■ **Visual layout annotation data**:
---
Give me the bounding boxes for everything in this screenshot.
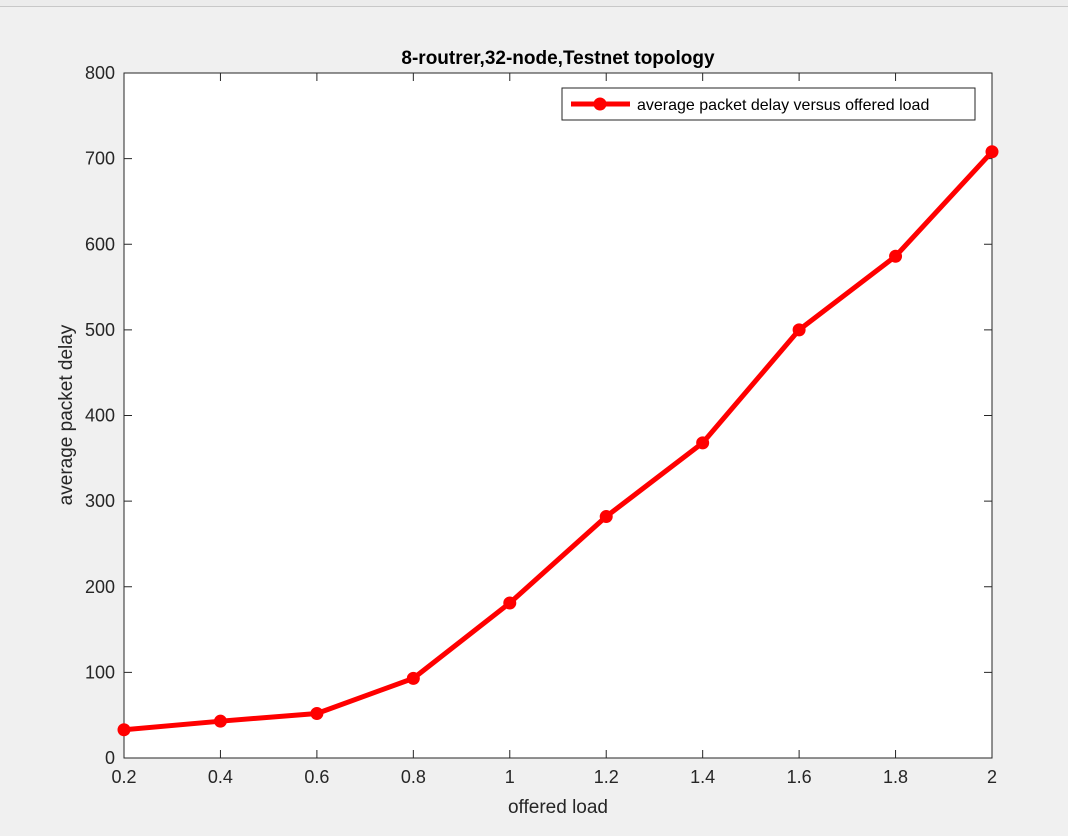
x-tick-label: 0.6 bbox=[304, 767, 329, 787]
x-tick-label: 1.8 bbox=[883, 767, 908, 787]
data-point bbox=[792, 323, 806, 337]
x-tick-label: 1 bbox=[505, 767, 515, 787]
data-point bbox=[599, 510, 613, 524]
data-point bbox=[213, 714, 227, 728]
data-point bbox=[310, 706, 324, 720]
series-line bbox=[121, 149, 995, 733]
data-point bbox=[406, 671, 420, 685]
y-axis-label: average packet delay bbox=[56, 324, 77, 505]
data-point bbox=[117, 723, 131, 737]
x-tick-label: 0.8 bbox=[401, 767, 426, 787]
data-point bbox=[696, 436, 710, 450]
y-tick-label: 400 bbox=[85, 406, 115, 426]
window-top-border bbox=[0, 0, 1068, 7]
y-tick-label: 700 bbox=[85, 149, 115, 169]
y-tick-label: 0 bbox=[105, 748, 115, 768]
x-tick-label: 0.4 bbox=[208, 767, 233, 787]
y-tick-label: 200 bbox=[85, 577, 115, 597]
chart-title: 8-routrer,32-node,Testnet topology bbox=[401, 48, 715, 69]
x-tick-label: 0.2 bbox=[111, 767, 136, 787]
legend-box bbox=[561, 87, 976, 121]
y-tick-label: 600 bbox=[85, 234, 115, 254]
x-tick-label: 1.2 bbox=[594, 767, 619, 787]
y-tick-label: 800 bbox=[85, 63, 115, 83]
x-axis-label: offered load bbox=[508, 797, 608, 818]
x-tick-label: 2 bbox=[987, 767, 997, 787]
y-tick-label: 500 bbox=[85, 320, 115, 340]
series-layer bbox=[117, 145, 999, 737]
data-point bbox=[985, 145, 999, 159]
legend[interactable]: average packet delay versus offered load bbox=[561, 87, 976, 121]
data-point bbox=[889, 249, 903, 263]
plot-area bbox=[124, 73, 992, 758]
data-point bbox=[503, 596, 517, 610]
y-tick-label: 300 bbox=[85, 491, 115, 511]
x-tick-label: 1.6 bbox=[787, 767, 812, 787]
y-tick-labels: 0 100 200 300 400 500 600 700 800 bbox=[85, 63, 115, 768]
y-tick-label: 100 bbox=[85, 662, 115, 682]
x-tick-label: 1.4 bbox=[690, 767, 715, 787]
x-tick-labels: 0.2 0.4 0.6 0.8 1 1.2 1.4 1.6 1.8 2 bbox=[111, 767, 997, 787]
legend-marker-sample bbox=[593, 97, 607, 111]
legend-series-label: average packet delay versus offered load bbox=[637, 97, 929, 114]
---
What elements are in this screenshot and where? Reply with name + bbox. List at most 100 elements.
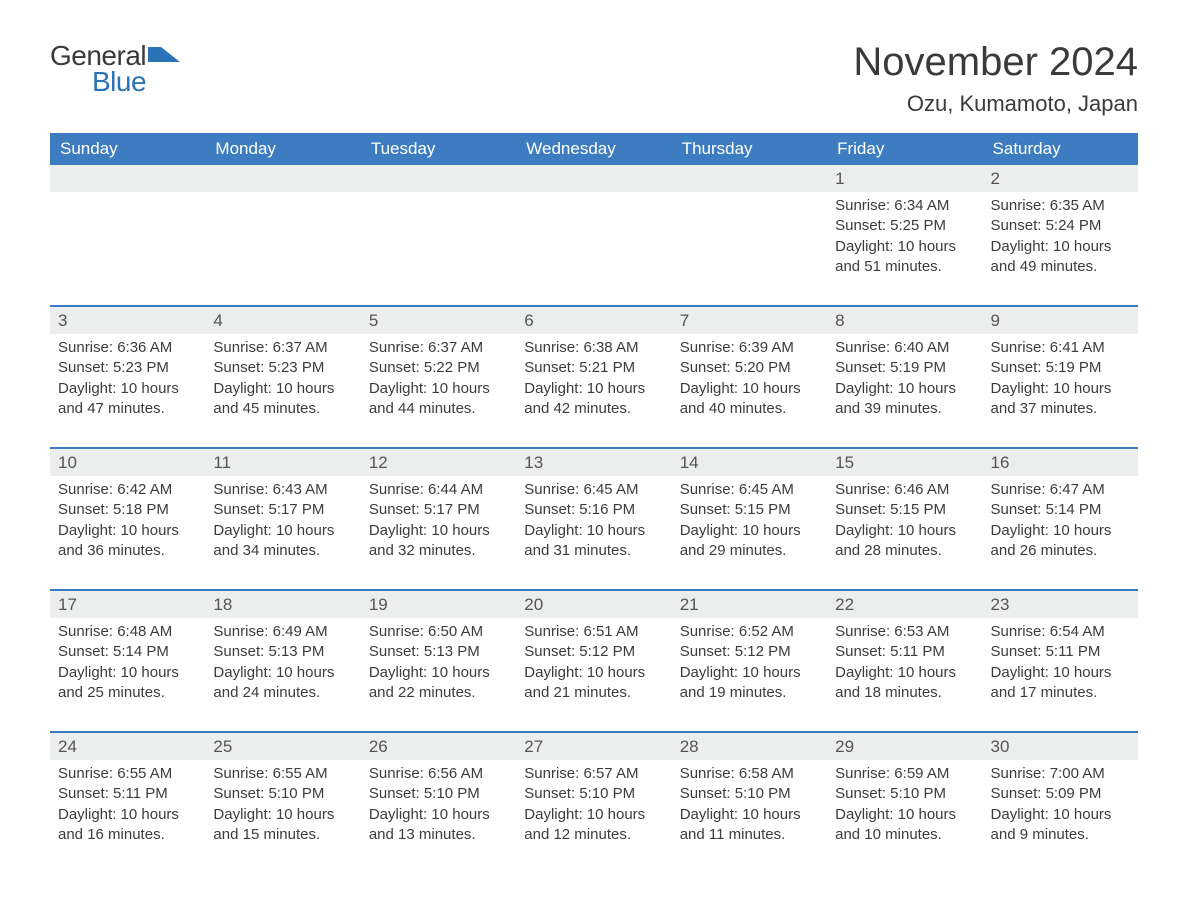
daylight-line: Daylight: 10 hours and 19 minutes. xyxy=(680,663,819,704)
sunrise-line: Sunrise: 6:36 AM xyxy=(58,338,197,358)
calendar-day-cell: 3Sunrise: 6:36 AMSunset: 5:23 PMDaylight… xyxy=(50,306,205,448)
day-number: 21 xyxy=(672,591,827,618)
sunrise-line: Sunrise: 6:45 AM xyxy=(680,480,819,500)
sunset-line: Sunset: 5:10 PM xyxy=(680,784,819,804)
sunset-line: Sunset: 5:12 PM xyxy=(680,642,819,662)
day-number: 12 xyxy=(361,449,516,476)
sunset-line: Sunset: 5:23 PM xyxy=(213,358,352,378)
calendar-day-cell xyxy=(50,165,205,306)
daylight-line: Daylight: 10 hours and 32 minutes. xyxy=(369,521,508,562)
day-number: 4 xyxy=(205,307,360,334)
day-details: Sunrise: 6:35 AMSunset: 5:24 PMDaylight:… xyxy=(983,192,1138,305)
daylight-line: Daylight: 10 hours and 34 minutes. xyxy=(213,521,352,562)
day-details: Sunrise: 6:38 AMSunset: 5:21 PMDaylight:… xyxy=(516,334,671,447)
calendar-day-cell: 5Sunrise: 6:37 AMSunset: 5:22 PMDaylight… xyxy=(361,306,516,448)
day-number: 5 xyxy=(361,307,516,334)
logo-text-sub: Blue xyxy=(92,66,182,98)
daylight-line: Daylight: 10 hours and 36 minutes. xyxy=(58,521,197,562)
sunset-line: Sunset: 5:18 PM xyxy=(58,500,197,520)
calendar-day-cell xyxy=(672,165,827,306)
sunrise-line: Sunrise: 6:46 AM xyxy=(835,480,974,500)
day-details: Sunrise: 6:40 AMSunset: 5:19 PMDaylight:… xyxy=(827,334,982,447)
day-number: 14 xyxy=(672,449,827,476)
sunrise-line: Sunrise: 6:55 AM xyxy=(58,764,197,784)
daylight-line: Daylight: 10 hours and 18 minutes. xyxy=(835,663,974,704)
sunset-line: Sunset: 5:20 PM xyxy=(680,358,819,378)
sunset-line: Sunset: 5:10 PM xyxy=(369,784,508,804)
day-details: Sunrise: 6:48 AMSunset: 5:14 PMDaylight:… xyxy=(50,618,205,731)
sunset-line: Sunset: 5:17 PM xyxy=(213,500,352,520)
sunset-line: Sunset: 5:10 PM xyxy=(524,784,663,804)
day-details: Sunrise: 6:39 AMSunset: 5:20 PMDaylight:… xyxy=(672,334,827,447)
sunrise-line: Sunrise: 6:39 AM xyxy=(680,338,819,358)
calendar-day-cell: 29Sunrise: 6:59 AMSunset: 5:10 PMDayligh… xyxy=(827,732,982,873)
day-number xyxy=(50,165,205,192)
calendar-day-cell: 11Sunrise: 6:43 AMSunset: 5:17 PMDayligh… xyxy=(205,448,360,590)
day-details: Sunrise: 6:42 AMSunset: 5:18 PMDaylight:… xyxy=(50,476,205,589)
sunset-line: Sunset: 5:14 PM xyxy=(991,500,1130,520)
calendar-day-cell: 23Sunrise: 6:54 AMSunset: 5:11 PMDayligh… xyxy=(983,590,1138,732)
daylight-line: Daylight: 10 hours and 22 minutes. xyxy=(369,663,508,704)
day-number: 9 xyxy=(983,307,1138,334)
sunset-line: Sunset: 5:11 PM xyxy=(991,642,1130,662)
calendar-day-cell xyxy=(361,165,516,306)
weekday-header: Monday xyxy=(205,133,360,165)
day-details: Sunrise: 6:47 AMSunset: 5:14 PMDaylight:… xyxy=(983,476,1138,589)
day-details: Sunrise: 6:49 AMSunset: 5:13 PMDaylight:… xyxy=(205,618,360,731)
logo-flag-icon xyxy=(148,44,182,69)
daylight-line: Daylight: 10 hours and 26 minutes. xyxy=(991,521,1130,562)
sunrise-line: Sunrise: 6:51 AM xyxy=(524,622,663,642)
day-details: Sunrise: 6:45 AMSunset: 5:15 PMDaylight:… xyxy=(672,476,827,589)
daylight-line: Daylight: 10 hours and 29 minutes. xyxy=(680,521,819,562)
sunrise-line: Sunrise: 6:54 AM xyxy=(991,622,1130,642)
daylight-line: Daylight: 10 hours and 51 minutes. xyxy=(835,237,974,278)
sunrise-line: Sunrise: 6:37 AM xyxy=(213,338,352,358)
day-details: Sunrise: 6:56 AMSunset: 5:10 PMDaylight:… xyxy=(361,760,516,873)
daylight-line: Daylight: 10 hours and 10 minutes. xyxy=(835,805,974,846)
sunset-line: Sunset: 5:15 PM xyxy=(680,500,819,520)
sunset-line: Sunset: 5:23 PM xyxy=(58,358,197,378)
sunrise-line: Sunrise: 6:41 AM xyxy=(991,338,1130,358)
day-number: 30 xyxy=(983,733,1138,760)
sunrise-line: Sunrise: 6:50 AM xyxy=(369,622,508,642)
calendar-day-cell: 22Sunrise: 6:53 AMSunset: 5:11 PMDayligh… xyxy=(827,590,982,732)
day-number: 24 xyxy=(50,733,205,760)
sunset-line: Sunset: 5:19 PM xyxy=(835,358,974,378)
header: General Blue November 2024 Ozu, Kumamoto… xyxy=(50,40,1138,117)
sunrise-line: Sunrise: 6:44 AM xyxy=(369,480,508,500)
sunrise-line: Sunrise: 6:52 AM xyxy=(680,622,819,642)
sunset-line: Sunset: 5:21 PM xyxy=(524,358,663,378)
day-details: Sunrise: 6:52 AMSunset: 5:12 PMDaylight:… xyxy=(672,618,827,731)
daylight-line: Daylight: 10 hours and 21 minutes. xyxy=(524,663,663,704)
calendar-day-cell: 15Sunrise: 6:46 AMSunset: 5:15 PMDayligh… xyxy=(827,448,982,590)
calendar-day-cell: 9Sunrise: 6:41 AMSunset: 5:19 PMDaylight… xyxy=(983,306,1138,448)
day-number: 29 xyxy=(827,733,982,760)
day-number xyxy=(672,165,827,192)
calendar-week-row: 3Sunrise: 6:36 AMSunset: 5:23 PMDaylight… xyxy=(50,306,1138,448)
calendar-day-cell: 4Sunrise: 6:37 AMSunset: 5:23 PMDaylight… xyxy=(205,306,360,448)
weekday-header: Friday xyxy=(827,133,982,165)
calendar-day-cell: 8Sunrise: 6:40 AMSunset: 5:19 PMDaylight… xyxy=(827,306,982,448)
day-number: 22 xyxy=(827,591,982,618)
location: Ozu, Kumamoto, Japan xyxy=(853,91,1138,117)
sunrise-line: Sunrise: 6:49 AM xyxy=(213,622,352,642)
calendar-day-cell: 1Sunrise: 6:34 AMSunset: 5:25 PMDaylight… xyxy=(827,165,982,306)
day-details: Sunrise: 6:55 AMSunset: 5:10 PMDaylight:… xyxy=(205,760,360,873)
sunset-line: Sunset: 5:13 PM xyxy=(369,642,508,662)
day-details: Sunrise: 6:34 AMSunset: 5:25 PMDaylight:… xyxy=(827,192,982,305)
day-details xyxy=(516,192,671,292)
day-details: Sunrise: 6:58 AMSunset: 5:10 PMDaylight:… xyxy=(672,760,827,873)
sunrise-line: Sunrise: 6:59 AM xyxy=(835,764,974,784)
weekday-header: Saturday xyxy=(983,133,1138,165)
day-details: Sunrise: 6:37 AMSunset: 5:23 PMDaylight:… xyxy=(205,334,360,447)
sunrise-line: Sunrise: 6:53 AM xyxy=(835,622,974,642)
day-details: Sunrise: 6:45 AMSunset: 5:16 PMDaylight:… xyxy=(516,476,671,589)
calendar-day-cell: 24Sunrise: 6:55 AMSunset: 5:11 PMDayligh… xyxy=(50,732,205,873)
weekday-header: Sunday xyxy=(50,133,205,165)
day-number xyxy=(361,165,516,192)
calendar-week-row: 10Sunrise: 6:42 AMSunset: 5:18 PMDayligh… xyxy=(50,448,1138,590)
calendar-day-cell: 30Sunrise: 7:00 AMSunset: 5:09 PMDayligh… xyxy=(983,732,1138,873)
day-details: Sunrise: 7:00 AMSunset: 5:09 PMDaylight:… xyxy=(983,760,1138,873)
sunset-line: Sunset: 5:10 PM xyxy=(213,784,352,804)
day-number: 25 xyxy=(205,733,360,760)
---
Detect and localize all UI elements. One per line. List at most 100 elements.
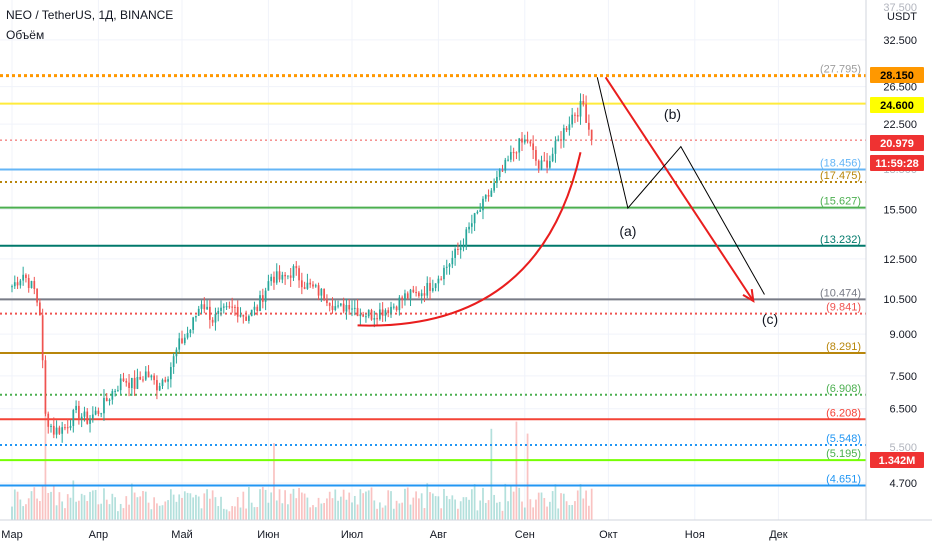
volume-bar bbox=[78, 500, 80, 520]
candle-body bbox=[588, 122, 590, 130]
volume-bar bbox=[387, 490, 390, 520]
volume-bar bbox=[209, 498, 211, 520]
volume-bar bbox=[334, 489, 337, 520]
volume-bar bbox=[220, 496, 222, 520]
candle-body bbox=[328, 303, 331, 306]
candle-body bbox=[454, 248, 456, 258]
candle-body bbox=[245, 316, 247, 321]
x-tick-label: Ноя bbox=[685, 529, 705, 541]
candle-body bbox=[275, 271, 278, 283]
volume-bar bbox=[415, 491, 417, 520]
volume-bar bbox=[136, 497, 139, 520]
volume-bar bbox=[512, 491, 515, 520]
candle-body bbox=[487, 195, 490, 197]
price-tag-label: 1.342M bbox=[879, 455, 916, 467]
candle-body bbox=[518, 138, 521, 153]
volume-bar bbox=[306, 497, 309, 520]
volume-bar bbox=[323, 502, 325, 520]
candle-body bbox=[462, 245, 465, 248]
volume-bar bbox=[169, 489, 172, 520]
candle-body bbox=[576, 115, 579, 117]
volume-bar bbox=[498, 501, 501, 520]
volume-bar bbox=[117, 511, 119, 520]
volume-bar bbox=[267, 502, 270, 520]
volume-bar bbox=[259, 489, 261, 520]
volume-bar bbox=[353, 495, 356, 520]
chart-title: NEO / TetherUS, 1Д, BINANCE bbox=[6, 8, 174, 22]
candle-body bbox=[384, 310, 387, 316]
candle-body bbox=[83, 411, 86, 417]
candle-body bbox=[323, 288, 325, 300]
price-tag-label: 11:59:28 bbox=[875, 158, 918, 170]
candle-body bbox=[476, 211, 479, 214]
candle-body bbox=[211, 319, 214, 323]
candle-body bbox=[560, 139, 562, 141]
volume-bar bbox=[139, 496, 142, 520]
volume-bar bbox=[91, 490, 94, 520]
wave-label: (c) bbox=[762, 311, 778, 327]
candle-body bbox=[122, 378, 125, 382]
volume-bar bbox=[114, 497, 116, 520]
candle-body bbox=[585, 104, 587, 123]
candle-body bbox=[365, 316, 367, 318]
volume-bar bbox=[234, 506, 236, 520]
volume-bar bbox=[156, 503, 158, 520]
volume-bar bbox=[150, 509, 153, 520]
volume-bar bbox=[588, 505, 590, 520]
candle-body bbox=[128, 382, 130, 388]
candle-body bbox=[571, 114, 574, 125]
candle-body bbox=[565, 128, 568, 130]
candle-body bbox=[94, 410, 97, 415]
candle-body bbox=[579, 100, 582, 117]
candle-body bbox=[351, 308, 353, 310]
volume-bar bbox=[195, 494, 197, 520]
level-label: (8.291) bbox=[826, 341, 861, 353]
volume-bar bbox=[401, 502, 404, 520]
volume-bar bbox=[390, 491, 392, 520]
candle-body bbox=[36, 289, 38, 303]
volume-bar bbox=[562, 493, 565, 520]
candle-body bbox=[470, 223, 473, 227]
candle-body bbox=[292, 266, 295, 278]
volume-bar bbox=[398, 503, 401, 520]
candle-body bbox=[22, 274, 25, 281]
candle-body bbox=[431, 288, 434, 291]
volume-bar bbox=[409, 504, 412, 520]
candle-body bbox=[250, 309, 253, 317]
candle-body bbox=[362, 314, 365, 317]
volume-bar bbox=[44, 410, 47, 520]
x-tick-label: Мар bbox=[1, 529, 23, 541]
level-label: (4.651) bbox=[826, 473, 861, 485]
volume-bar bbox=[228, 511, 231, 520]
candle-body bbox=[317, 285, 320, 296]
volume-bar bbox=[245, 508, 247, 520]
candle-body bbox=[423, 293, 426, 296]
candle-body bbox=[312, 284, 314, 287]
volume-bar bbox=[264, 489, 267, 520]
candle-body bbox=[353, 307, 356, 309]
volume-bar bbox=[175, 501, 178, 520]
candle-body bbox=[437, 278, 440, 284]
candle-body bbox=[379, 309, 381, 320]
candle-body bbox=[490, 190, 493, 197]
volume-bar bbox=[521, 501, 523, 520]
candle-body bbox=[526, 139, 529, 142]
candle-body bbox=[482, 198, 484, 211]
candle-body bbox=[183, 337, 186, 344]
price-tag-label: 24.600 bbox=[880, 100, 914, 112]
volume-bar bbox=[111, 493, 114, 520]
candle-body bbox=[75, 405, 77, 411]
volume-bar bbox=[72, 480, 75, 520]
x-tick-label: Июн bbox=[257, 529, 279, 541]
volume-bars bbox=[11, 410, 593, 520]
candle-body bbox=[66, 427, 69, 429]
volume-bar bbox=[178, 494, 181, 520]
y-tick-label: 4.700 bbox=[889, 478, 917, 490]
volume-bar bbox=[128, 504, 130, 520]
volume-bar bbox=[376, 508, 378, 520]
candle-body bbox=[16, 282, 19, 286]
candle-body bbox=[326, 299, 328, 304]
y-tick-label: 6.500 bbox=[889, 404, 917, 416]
---
■ **GIVEN REQUEST**:
Output the rows between the line holding "daylight-line: Daylight: 10 hours and 19" and the line holding "day-details: Sunrise: 6:35", inclusive, exactly as they appear.

■ **FINISHED TASK**:
daylight-line: Daylight: 10 hours and 19 minutes. xyxy=(680,663,819,704)
sunrise-line: Sunrise: 6:36 AM xyxy=(58,338,197,358)
calendar-day-cell: 3Sunrise: 6:36 AMSunset: 5:23 PMDaylight… xyxy=(50,306,205,448)
day-number: 21 xyxy=(672,591,827,618)
sunrise-line: Sunrise: 6:45 AM xyxy=(680,480,819,500)
sunset-line: Sunset: 5:10 PM xyxy=(680,784,819,804)
sunset-line: Sunset: 5:12 PM xyxy=(680,642,819,662)
day-number: 12 xyxy=(361,449,516,476)
sunset-line: Sunset: 5:23 PM xyxy=(213,358,352,378)
calendar-day-cell xyxy=(50,165,205,306)
daylight-line: Daylight: 10 hours and 32 minutes. xyxy=(369,521,508,562)
day-number: 4 xyxy=(205,307,360,334)
day-details: Sunrise: 6:35 AMSunset: 5:24 PMDaylight:… xyxy=(983,192,1138,305)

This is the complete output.